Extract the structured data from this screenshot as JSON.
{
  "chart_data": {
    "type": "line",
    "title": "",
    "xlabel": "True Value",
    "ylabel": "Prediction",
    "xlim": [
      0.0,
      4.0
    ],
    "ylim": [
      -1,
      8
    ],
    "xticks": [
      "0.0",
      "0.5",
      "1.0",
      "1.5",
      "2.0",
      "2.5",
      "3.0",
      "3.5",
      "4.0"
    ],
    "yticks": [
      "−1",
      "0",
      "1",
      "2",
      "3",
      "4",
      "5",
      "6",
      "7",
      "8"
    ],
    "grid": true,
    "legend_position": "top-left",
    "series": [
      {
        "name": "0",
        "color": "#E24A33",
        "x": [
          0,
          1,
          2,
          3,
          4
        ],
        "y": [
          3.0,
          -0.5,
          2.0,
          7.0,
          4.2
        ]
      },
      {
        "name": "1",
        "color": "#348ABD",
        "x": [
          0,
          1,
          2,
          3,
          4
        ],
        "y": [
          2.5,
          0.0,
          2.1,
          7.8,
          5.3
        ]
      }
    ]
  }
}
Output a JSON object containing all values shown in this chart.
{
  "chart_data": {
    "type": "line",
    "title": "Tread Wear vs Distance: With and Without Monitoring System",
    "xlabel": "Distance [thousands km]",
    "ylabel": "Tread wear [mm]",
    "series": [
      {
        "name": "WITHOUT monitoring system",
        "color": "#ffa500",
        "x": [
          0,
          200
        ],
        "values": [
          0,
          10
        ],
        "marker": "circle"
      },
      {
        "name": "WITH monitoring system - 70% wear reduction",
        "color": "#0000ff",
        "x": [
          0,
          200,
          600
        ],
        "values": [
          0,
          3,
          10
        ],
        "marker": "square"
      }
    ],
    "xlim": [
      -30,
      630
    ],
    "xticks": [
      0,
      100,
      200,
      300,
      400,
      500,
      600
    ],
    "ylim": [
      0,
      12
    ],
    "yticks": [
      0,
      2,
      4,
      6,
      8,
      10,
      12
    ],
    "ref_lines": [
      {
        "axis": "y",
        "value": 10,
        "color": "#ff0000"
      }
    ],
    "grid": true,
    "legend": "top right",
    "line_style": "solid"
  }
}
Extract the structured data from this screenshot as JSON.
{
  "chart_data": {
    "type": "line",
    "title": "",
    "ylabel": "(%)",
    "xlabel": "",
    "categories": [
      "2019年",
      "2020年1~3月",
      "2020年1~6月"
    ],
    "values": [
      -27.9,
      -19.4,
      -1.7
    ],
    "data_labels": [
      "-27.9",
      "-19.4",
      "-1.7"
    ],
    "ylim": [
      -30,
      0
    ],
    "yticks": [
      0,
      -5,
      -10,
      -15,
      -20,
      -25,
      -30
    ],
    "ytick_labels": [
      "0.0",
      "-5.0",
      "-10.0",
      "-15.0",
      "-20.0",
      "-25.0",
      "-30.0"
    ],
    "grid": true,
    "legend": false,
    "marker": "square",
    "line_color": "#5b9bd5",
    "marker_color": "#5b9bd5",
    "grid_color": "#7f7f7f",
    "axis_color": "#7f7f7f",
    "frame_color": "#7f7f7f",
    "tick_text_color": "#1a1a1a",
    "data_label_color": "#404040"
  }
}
══════════
• **Requirements**
Copy out all of the data exactly, leaving nothing out.

• **Answer to the problem**
Extract the structured data from this screenshot as JSON.
{
  "chart_data": {
    "type": "line",
    "title": "",
    "xlabel": "True Value",
    "ylabel": "Prediction",
    "xlim": [
      0.0,
      4.0
    ],
    "ylim": [
      -1,
      8
    ],
    "xticks": [
      "0.0",
      "0.5",
      "1.0",
      "1.5",
      "2.0",
      "2.5",
      "3.0",
      "3.5",
      "4.0"
    ],
    "yticks": [
      "−1",
      "0",
      "1",
      "2",
      "3",
      "4",
      "5",
      "6",
      "7",
      "8"
    ],
    "grid": true,
    "legend_position": "top-left",
    "series": [
      {
        "name": "0",
        "color": "#E24A33",
        "x": [
          0,
          1,
          2,
          3,
          4
        ],
        "y": [
          3.0,
          -0.5,
          2.0,
          7.0,
          4.2
        ]
      },
      {
        "name": "1",
        "color": "#348ABD",
        "x": [
          0,
          1,
          2,
          3,
          4
        ],
        "y": [
          2.5,
          0.0,
          2.1,
          7.8,
          5.3
        ]
      }
    ]
  }
}
Output a JSON object containing all values shown in this chart.
{
  "chart_data": {
    "type": "line",
    "title": "Tread Wear vs Distance: With and Without Monitoring System",
    "xlabel": "Distance [thousands km]",
    "ylabel": "Tread wear [mm]",
    "series": [
      {
        "name": "WITHOUT monitoring system",
        "color": "#ffa500",
        "x": [
          0,
          200
        ],
        "values": [
          0,
          10
        ],
        "marker": "circle"
      },
      {
        "name": "WITH monitoring system - 70% wear reduction",
        "color": "#0000ff",
        "x": [
          0,
          200,
          600
        ],
        "values": [
          0,
          3,
          10
        ],
        "marker": "square"
      }
    ],
    "xlim": [
      -30,
      630
    ],
    "xticks": [
      0,
      100,
      200,
      300,
      400,
      500,
      600
    ],
    "ylim": [
      0,
      12
    ],
    "yticks": [
      0,
      2,
      4,
      6,
      8,
      10,
      12
    ],
    "ref_lines": [
      {
        "axis": "y",
        "value": 10,
        "color": "#ff0000"
      }
    ],
    "grid": true,
    "legend": "top right",
    "line_style": "solid"
  }
}
Extract the structured data from this screenshot as JSON.
{
  "chart_data": {
    "type": "line",
    "title": "",
    "ylabel": "(%)",
    "xlabel": "",
    "categories": [
      "2019年",
      "2020年1~3月",
      "2020年1~6月"
    ],
    "values": [
      -27.9,
      -19.4,
      -1.7
    ],
    "data_labels": [
      "-27.9",
      "-19.4",
      "-1.7"
    ],
    "ylim": [
      -30,
      0
    ],
    "yticks": [
      0,
      -5,
      -10,
      -15,
      -20,
      -25,
      -30
    ],
    "ytick_labels": [
      "0.0",
      "-5.0",
      "-10.0",
      "-15.0",
      "-20.0",
      "-25.0",
      "-30.0"
    ],
    "grid": true,
    "legend": false,
    "marker": "square",
    "line_color": "#5b9bd5",
    "marker_color": "#5b9bd5",
    "grid_color": "#7f7f7f",
    "axis_color": "#7f7f7f",
    "frame_color": "#7f7f7f",
    "tick_text_color": "#1a1a1a",
    "data_label_color": "#404040"
  }
}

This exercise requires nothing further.